● Problem description: Take from the listing each line that has the string "LANE".
** begin The input **
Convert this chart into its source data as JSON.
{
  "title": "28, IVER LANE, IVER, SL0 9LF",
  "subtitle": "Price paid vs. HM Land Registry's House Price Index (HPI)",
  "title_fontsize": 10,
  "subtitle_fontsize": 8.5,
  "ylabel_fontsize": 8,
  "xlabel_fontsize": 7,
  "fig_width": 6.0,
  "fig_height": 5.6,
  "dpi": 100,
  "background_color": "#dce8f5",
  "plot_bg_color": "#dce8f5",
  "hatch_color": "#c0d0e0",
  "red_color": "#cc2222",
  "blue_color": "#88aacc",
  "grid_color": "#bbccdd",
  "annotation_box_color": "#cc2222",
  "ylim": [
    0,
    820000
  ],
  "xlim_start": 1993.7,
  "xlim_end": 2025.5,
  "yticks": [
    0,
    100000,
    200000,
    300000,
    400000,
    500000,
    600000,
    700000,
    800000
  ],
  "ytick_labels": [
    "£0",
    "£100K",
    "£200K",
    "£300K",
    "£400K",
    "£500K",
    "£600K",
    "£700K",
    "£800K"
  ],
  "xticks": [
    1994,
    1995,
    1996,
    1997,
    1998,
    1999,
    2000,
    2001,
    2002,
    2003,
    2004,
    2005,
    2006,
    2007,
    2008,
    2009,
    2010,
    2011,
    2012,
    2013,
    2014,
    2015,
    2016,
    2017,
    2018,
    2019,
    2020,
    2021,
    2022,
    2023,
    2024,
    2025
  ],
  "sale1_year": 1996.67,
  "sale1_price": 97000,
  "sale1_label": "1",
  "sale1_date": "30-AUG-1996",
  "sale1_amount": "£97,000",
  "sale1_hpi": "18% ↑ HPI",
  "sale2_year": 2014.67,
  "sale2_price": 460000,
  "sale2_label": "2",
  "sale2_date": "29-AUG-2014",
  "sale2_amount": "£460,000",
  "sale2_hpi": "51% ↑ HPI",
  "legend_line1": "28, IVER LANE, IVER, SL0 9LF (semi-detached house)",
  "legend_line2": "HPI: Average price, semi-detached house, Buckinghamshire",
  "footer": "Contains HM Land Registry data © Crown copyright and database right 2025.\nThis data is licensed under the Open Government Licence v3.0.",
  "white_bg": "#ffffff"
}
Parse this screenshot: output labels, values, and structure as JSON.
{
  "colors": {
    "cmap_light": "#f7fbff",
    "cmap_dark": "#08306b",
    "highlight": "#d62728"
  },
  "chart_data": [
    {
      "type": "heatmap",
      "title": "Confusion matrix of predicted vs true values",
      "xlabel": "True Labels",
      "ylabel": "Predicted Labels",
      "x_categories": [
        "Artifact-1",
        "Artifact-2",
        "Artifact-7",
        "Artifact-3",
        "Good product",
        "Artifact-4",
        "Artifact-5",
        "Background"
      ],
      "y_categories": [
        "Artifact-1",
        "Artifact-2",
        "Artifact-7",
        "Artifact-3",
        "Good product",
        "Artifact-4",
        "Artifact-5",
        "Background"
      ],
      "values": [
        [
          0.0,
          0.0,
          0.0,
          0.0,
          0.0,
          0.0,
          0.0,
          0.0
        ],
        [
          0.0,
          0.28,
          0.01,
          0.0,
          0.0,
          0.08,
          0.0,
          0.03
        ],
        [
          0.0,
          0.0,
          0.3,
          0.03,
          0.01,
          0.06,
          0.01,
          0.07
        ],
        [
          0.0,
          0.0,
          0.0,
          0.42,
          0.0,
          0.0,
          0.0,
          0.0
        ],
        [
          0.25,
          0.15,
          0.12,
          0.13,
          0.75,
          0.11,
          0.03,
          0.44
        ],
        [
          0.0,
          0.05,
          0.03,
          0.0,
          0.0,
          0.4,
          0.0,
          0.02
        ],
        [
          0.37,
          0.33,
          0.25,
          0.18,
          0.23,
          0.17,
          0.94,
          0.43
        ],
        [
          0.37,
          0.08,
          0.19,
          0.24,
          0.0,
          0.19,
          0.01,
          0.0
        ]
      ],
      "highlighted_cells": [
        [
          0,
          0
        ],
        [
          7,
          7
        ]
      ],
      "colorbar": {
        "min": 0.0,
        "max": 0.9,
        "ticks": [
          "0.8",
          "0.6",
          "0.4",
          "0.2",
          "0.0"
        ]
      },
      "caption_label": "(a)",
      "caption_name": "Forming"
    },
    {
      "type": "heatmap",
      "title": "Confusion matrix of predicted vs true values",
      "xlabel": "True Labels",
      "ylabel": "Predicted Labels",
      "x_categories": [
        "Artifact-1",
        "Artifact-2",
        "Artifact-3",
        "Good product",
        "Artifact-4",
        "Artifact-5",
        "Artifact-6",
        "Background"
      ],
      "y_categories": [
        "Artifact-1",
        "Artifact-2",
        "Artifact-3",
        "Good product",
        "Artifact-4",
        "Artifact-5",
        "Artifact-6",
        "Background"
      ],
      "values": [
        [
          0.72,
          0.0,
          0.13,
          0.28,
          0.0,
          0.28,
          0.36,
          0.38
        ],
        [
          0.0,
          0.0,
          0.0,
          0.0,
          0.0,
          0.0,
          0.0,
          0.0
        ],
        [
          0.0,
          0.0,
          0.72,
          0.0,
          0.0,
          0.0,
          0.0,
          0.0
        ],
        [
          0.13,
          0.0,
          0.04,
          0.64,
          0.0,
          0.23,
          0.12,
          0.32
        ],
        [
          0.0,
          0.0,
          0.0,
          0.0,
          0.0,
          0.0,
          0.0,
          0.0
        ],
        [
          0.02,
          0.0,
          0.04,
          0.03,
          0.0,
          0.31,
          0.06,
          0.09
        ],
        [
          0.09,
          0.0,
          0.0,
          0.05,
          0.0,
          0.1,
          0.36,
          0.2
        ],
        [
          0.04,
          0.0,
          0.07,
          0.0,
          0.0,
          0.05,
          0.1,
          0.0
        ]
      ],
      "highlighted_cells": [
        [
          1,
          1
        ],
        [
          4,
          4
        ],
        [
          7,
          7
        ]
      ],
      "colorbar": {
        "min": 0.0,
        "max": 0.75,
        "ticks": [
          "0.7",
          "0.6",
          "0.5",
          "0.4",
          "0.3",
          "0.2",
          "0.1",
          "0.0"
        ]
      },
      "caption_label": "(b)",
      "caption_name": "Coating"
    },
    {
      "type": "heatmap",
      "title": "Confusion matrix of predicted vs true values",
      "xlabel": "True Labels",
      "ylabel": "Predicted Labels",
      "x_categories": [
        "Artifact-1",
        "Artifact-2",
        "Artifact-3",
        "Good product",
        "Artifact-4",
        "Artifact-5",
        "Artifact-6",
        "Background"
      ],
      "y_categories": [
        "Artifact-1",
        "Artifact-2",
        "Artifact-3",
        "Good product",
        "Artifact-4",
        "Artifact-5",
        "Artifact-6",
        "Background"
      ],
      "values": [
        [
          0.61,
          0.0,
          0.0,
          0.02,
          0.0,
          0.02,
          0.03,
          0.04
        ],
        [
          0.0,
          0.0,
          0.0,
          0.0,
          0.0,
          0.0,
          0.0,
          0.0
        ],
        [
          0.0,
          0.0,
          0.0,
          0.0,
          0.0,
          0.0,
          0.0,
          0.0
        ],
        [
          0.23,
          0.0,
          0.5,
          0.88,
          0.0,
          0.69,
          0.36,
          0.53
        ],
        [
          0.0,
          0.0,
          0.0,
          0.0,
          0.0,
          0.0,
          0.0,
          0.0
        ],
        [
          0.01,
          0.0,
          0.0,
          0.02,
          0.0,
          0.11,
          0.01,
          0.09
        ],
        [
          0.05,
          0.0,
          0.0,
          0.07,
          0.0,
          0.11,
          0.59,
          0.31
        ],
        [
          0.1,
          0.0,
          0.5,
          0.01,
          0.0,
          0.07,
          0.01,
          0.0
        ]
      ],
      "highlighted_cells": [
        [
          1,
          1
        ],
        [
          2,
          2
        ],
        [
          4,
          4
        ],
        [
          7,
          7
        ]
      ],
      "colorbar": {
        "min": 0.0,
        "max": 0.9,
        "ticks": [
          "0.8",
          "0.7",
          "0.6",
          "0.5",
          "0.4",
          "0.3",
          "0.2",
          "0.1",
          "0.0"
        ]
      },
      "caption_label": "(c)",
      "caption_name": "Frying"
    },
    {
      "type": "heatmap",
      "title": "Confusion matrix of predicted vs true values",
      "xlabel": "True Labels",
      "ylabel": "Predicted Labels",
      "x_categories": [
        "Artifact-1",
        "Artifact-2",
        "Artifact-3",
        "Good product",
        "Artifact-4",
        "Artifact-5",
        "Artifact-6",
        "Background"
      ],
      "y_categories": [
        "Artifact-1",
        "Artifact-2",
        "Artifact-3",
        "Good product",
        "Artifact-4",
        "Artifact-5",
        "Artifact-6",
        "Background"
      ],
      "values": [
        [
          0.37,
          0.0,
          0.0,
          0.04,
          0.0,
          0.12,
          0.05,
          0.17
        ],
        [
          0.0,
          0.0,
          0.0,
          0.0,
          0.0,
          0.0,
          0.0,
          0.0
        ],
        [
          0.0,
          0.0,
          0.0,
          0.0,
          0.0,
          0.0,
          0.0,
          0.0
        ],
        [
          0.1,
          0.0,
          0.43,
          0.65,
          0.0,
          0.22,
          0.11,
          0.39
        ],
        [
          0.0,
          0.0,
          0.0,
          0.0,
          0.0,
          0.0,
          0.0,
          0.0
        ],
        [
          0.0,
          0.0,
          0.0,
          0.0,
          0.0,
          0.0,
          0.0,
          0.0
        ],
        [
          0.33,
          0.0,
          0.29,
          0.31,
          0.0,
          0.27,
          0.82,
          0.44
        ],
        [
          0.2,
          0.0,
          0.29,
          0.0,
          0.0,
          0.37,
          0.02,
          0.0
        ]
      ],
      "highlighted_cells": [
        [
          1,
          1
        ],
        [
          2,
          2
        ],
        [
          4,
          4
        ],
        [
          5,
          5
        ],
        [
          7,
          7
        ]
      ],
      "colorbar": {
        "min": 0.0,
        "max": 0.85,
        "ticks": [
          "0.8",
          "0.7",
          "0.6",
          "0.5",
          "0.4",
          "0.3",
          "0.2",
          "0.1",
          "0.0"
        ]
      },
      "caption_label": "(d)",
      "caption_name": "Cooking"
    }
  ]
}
** end The input **
● Output:
  "title": "28, IVER LANE, IVER, SL0 9LF",
  "legend_line1": "28, IVER LANE, IVER, SL0 9LF (semi-detached house)",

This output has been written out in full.